◆ Exercise
Quote the listing below in its entirety.

◆ Records for the exercise
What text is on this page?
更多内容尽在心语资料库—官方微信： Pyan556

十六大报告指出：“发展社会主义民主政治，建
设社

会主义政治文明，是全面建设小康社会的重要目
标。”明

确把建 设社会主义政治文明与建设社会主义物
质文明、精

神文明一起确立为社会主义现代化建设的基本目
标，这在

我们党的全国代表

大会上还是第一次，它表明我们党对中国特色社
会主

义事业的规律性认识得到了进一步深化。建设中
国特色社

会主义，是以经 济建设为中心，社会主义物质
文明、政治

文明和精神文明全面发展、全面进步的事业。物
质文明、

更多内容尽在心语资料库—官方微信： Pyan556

◆ Response to this exercise
What text is on this page?
更多内容尽在心语资料库—官方微信： Pyan556

十六大报告指出：“发展社会主义民主政治，建
设社

会主义政治文明，是全面建设小康社会的重要目
标。”明

确把建 设社会主义政治文明与建设社会主义物
质文明、精

神文明一起确立为社会主义现代化建设的基本目
标，这在

我们党的全国代表

大会上还是第一次，它表明我们党对中国特色社
会主

义事业的规律性认识得到了进一步深化。建设中
国特色社

会主义，是以经 济建设为中心，社会主义物质
文明、政治

文明和精神文明全面发展、全面进步的事业。物
质文明、

更多内容尽在心语资料库—官方微信： Pyan556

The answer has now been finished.